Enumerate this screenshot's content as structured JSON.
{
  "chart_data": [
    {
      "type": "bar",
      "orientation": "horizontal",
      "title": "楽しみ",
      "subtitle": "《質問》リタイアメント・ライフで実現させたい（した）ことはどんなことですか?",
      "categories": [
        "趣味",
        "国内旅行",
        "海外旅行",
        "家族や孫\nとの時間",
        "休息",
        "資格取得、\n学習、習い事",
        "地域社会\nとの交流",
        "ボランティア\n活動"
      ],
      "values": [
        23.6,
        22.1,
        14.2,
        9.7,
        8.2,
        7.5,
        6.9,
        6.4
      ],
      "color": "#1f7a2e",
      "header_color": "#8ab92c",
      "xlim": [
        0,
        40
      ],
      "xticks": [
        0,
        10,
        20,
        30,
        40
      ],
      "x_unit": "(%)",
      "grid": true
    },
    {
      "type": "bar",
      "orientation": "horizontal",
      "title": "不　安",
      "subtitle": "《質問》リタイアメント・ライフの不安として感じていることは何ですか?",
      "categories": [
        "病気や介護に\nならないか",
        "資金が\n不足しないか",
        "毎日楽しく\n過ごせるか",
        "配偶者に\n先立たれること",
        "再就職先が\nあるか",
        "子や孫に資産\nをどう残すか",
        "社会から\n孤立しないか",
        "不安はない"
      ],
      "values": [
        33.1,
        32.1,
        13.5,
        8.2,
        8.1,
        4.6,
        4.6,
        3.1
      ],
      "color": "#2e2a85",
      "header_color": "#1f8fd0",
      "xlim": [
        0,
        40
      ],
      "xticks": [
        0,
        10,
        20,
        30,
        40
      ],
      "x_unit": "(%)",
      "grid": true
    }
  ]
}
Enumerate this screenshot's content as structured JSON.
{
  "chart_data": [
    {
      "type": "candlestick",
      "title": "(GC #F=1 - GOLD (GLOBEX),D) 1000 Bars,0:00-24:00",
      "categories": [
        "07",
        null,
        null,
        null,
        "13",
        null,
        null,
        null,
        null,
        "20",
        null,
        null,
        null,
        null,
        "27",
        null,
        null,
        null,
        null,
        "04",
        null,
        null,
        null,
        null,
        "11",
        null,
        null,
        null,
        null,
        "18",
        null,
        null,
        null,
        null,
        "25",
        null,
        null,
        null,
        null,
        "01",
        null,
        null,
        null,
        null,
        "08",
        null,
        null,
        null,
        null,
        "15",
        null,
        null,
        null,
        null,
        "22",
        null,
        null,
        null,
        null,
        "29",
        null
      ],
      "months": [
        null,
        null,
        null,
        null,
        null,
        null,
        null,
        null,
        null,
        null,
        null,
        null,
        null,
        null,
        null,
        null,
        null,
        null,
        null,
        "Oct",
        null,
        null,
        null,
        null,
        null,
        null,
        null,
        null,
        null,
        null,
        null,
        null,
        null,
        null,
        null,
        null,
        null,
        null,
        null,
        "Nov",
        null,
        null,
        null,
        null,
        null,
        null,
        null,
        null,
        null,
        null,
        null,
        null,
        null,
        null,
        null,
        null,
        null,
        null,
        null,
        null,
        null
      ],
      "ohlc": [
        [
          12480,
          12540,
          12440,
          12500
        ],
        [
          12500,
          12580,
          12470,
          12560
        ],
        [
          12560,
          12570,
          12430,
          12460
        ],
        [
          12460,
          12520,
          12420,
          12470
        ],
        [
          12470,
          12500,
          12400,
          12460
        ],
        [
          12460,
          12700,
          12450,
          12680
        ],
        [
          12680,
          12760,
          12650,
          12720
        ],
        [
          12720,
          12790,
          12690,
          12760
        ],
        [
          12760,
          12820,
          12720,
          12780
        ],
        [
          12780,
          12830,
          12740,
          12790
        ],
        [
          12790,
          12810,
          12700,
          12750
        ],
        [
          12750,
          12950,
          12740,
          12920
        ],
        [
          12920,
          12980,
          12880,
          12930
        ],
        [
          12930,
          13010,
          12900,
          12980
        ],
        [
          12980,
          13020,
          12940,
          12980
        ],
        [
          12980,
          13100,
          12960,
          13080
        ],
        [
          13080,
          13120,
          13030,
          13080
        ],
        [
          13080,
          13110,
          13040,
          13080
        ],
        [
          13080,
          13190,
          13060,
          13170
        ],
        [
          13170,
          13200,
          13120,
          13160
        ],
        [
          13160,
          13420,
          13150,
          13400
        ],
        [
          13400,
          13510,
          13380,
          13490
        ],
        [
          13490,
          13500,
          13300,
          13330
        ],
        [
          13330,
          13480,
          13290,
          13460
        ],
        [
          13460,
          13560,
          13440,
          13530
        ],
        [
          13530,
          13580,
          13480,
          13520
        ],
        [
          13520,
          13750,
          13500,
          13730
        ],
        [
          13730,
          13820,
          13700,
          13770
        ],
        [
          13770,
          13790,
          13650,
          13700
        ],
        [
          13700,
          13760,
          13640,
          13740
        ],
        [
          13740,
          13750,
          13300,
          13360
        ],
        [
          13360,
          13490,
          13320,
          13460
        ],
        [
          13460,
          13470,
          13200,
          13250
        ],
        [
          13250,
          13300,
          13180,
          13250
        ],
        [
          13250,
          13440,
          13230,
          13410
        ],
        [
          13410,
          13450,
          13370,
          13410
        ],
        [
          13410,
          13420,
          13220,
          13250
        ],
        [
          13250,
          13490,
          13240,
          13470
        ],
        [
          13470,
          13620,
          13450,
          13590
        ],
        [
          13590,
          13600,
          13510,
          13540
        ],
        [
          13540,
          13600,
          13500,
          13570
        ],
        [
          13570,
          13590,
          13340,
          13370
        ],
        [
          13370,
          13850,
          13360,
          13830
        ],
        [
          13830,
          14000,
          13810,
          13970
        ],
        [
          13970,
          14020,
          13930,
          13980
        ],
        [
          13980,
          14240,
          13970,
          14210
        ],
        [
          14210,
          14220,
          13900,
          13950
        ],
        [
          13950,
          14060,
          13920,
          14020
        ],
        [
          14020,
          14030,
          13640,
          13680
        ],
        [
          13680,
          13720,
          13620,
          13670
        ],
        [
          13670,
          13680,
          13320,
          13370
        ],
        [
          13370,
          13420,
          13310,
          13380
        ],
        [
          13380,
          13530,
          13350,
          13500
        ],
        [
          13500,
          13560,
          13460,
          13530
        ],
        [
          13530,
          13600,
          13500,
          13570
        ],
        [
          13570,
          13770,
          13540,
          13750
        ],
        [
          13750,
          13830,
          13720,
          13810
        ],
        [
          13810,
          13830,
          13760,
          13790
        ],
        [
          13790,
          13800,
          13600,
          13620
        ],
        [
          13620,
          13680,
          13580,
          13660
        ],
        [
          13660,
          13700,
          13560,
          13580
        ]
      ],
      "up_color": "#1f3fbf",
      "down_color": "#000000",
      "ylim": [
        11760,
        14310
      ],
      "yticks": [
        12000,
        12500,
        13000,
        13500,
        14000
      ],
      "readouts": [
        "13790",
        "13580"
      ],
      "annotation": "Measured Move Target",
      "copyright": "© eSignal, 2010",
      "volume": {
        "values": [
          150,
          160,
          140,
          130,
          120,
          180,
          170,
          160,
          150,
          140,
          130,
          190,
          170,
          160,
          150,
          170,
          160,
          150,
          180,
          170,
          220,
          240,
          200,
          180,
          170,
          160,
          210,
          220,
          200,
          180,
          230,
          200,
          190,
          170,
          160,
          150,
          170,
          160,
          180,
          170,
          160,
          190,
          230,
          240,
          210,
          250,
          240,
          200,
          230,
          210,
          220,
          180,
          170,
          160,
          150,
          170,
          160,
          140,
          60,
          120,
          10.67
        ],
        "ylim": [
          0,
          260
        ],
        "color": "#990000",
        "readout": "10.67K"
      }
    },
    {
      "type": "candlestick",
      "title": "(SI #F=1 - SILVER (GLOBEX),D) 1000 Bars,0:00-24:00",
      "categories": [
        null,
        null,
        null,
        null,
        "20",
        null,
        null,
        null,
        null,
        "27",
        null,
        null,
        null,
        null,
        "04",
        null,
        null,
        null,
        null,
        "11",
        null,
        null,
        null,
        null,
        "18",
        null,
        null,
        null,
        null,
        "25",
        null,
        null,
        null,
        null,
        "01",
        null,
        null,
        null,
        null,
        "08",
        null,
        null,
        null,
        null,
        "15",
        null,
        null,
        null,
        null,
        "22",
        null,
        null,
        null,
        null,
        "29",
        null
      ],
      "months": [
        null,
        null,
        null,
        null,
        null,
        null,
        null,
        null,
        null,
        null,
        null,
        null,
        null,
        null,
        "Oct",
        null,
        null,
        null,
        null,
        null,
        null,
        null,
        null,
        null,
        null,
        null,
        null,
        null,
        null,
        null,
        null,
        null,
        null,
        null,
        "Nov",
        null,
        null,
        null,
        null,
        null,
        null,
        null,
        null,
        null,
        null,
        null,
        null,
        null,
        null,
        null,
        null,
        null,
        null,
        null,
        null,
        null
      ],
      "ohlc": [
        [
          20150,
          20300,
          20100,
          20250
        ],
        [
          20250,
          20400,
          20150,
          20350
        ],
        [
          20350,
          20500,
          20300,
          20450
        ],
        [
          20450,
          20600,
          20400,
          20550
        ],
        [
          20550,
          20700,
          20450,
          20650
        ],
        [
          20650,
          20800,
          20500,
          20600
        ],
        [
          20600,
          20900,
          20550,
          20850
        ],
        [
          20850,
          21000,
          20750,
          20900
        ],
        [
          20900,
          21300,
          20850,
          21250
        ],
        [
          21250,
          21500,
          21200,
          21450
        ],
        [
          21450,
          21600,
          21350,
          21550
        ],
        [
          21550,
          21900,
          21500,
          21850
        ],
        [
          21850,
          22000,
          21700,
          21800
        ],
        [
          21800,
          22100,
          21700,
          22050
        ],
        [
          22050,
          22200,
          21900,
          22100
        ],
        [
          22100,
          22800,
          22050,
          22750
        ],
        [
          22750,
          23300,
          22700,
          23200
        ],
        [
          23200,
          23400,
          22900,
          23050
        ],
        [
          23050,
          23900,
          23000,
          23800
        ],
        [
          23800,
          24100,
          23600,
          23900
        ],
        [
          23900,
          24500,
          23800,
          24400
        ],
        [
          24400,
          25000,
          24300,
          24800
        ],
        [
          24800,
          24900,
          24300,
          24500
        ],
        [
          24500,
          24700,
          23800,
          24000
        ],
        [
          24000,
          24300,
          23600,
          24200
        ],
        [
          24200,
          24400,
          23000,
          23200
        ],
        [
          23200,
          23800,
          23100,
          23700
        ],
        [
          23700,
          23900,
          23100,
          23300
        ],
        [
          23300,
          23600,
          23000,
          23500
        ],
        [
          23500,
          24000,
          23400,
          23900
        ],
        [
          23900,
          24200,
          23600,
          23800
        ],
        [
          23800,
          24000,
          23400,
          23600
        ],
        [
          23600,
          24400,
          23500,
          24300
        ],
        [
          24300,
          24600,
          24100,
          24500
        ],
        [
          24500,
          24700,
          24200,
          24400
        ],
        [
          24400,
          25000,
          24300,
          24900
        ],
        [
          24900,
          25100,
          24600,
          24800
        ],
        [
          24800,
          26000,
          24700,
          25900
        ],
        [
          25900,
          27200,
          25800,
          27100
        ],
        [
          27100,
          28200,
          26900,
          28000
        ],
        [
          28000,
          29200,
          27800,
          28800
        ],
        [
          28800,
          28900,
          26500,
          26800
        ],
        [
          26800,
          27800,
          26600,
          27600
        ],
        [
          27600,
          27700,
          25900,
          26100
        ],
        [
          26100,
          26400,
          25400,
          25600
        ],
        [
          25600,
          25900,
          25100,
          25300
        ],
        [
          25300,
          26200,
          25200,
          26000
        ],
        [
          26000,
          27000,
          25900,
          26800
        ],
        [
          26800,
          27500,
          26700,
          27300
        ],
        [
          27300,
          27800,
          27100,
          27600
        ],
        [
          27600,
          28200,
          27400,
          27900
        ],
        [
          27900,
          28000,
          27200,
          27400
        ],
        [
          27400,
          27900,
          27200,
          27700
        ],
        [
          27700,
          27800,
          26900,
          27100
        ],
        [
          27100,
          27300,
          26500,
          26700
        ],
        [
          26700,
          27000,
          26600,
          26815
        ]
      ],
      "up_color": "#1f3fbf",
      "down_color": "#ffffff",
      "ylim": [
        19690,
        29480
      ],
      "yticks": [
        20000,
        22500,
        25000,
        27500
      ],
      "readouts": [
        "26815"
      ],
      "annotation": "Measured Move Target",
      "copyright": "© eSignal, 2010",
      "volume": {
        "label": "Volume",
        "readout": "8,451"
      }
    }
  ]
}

» EXERCISE OBJECTIVE:
All lines above containing the string "Bars" are to be collected.

» PROBLEM SOLUTION:
      "title": "(GC #F=1 - GOLD (GLOBEX),D) 1000 Bars,0:00-24:00",
      "title": "(SI #F=1 - SILVER (GLOBEX),D) 1000 Bars,0:00-24:00",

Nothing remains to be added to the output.